[Records from a data source]
((

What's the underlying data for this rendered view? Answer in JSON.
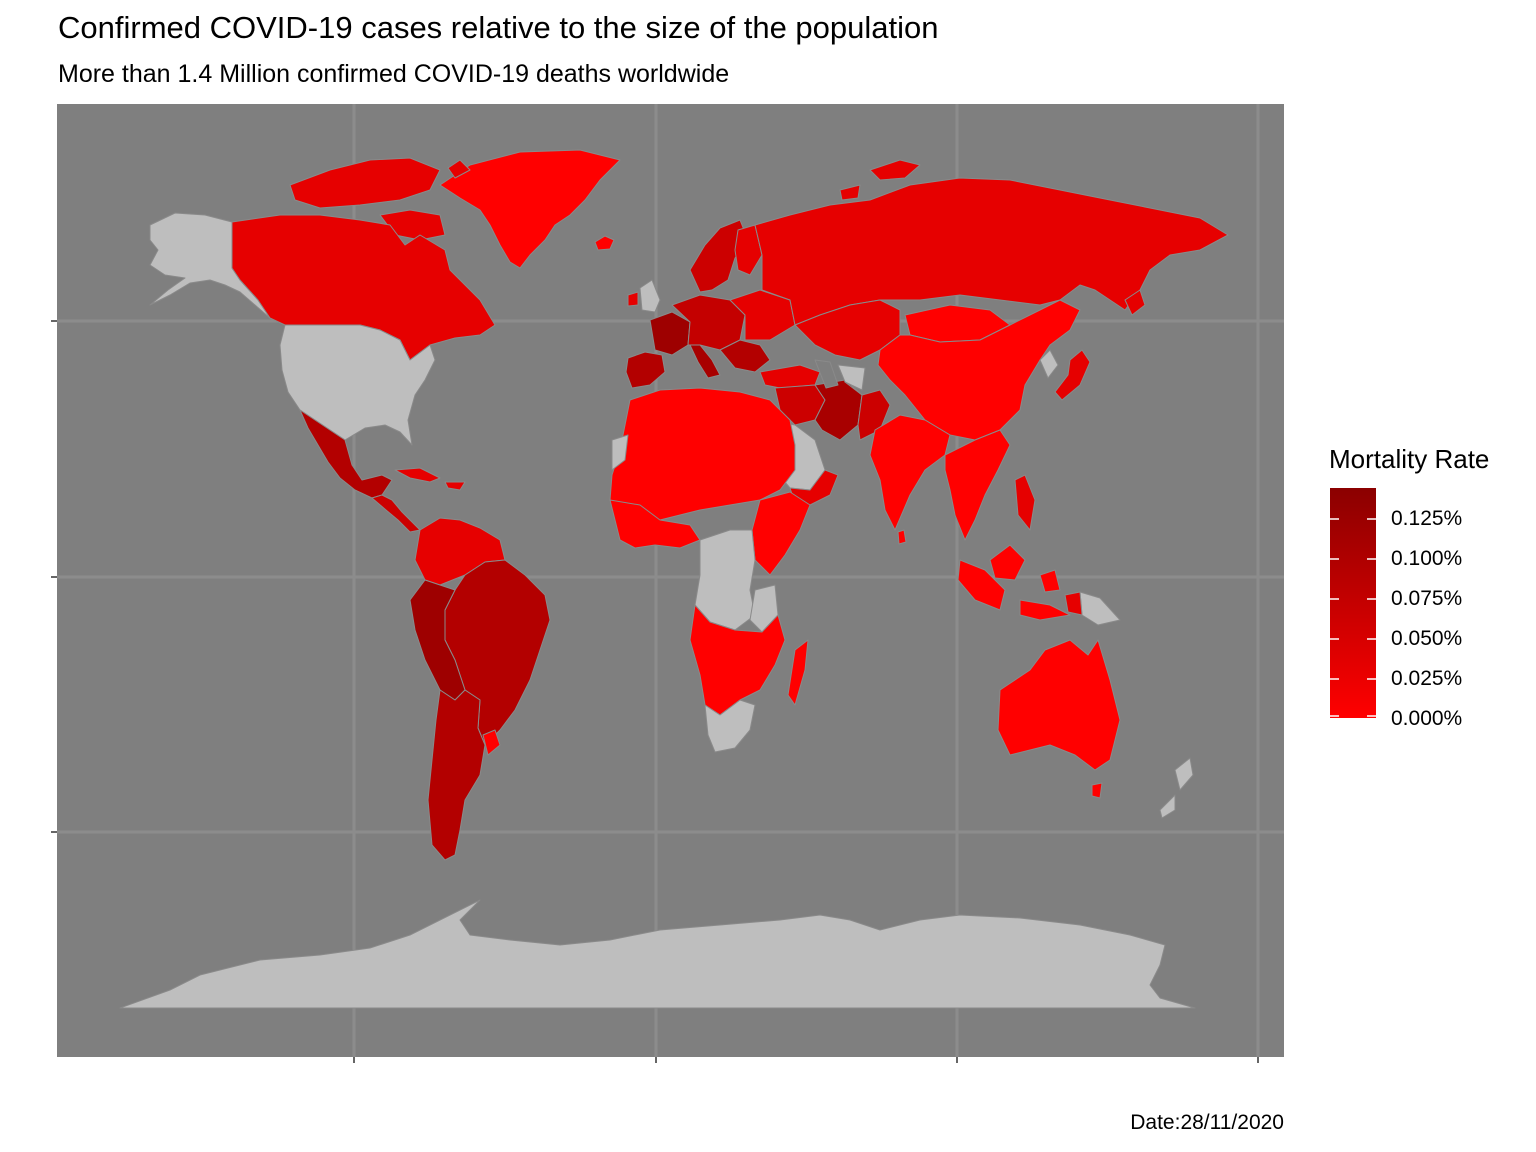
{
  "title": "Confirmed COVID-19 cases relative to the size of the population",
  "subtitle": "More than 1.4 Million confirmed COVID-19 deaths worldwide",
  "caption": "Date:28/11/2020",
  "colors": {
    "panel_background": "#7f7f7f",
    "grid_line": "#8c8c8c",
    "no_data": "#bebebe",
    "scale_low": "#ff0000",
    "scale_high": "#8b0000",
    "country_border": "#8a8a8a"
  },
  "legend": {
    "title": "Mortality Rate",
    "position": "right",
    "breaks": [
      {
        "label": "0.125%",
        "value": 0.125
      },
      {
        "label": "0.100%",
        "value": 0.1
      },
      {
        "label": "0.075%",
        "value": 0.075
      },
      {
        "label": "0.050%",
        "value": 0.05
      },
      {
        "label": "0.025%",
        "value": 0.025
      },
      {
        "label": "0.000%",
        "value": 0.0
      }
    ],
    "range": [
      0,
      0.145
    ]
  },
  "map": {
    "projection": "mercator",
    "axes_labels_shown": false,
    "no_data_regions": [
      "United States",
      "Alaska",
      "Saudi Arabia",
      "Congo (DRC)",
      "Tanzania",
      "South Africa",
      "Antarctica",
      "Turkmenistan",
      "Western Sahara",
      "New Zealand",
      "Papua New Guinea",
      "North Korea"
    ]
  }
}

))

### Work instructions
Select every line above that contains the word "COVID", and copy it.

### Result of the exercise
  "title": "Confirmed COVID-19 cases relative to the size of the population",
  "subtitle": "More than 1.4 Million confirmed COVID-19 deaths worldwide",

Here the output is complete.